--- START Given data ---

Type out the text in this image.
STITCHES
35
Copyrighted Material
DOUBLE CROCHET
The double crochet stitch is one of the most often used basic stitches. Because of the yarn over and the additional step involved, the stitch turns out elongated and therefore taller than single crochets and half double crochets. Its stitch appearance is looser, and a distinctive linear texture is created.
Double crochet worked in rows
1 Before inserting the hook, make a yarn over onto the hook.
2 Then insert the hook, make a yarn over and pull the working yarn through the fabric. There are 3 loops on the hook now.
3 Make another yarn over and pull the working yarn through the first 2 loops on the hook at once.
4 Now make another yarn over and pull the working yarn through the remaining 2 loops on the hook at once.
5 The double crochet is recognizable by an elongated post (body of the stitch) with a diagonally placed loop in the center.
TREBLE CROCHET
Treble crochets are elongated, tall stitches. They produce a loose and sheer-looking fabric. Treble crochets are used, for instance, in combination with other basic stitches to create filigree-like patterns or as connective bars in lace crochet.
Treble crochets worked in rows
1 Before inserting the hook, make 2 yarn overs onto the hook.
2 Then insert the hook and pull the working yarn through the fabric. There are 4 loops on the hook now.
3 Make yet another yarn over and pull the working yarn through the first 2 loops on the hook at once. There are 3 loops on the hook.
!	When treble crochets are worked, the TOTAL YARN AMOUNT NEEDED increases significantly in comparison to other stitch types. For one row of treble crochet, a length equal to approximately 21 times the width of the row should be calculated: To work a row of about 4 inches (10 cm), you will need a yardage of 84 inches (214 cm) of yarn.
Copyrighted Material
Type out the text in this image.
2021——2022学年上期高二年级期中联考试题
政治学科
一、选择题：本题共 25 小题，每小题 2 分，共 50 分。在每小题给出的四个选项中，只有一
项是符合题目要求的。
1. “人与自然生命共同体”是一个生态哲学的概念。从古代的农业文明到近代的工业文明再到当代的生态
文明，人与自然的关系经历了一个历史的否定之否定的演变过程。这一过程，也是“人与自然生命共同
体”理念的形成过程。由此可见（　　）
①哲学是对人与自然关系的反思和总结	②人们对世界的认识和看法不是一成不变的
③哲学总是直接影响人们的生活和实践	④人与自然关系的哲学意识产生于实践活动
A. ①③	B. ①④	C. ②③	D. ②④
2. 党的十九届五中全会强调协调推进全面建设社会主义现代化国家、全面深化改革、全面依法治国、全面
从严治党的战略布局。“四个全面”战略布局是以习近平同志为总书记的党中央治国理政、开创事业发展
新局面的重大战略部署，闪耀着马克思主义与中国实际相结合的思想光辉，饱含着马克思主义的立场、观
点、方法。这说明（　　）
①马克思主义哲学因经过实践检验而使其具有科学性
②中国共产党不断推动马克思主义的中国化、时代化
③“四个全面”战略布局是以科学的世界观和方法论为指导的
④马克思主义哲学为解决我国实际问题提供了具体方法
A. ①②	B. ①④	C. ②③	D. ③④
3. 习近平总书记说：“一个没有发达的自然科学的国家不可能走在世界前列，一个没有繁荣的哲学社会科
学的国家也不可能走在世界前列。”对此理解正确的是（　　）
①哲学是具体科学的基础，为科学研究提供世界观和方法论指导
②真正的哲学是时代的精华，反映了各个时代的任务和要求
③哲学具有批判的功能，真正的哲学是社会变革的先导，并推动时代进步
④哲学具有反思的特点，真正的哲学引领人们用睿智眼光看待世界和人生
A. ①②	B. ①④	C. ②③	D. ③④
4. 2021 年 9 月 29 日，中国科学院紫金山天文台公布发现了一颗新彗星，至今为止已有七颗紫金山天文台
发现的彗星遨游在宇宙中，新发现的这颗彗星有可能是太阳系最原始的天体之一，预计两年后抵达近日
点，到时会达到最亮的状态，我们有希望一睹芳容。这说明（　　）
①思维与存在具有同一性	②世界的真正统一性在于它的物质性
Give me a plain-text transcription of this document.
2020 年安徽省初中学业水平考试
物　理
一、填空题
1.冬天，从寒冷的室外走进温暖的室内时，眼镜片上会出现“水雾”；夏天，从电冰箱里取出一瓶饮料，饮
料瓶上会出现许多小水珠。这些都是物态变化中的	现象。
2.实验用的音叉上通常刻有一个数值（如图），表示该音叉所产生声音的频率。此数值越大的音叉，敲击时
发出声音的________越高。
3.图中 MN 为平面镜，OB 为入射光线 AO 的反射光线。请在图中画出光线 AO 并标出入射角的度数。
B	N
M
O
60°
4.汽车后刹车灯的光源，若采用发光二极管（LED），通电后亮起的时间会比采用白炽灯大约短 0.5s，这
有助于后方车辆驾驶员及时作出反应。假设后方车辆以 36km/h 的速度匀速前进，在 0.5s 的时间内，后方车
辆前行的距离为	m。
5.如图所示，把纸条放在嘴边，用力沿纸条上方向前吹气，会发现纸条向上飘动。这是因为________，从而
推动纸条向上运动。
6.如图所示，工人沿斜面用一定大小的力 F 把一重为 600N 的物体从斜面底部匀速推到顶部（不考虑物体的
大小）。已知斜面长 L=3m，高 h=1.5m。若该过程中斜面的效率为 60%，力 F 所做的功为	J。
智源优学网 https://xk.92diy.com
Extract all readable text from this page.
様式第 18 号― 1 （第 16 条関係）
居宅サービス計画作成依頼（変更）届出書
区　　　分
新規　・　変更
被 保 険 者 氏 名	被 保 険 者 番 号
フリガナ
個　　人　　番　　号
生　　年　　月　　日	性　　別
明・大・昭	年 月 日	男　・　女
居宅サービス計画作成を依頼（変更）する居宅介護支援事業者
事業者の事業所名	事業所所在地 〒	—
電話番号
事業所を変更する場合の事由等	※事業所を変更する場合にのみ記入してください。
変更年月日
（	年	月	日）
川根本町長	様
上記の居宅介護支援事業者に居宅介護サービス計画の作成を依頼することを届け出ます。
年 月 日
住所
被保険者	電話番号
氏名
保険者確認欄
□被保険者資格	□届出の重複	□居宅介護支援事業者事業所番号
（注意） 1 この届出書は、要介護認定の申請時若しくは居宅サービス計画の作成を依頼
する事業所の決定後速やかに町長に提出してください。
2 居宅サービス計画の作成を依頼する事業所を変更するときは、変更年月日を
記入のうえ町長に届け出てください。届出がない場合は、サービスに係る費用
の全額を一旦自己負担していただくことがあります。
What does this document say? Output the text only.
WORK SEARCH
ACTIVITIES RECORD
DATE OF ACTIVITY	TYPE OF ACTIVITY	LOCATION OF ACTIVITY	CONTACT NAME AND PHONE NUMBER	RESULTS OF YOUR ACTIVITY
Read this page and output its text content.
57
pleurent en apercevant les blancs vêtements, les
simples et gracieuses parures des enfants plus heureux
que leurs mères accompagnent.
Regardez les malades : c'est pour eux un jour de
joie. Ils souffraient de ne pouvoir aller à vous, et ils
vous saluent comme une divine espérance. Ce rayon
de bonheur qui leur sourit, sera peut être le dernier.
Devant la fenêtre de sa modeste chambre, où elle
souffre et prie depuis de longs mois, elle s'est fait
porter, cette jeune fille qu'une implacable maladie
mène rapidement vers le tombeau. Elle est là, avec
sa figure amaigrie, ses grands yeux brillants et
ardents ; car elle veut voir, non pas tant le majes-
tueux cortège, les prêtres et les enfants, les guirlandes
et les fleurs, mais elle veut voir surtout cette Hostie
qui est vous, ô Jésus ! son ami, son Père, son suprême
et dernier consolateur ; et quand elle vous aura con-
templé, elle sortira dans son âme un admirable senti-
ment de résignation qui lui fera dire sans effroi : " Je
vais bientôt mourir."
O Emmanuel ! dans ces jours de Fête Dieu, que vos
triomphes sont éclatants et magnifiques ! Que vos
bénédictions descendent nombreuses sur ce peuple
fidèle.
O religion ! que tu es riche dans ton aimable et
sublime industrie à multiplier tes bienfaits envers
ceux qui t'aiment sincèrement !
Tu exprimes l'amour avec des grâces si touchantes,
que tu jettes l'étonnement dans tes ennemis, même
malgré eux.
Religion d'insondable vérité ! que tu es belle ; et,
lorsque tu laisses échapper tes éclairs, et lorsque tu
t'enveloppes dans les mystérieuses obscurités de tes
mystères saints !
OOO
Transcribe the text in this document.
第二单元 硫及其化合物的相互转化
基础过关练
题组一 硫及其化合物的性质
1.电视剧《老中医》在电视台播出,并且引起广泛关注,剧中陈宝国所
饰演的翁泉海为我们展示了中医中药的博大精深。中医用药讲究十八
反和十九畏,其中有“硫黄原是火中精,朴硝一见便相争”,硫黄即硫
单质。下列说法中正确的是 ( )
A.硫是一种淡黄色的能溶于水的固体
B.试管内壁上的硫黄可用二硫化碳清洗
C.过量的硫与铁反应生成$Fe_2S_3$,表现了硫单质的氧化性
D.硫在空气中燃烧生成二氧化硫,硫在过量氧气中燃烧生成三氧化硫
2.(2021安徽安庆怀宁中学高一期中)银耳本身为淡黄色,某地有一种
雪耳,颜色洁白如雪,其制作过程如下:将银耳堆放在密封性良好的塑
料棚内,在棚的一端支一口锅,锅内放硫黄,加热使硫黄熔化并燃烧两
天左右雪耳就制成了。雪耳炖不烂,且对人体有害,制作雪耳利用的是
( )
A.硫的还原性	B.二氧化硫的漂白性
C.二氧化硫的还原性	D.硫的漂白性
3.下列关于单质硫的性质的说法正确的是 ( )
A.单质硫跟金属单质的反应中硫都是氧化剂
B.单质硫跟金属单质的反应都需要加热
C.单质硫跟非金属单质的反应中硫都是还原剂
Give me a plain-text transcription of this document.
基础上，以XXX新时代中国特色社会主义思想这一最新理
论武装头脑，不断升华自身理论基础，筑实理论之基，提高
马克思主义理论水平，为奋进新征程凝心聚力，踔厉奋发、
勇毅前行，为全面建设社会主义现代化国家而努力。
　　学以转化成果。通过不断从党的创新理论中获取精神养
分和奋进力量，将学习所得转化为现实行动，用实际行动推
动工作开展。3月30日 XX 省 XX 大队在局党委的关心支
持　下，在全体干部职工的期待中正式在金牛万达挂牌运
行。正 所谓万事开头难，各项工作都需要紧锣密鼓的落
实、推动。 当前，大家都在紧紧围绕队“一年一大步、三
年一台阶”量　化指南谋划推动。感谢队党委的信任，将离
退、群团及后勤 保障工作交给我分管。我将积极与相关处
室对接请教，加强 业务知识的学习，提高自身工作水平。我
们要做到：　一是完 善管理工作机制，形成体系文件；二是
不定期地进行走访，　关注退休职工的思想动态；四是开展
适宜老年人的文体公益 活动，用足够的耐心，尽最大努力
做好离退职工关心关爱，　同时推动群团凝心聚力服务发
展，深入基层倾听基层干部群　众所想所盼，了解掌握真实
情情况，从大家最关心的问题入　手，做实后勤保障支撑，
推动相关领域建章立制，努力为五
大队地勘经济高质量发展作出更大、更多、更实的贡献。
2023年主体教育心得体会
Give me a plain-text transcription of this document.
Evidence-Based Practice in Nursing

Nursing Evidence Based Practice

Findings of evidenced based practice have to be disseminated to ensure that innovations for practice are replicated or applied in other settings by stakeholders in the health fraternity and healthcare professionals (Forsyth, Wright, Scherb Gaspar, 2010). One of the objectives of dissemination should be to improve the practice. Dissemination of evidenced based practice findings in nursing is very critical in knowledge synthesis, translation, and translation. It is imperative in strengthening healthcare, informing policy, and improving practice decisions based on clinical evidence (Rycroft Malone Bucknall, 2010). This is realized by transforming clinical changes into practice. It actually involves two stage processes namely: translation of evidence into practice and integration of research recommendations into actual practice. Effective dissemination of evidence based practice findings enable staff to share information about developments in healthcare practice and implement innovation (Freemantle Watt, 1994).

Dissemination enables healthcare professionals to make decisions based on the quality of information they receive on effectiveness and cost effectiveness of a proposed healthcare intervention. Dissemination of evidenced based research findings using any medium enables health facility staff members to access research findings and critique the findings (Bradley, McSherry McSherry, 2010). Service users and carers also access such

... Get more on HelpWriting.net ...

--- END Given data ---

Objective —
Collect every line above that contains the word "loops".

Output —
2 Then insert the hook, make a yarn over and pull the working yarn through the fabric. There are 3 loops on the hook now.
3 Make another yarn over and pull the working yarn through the first 2 loops on the hook at once.
4 Now make another yarn over and pull the working yarn through the remaining 2 loops on the hook at once.
2 Then insert the hook and pull the working yarn through the fabric. There are 4 loops on the hook now.
3 Make yet another yarn over and pull the working yarn through the first 2 loops on the hook at once. There are 3 loops on the hook.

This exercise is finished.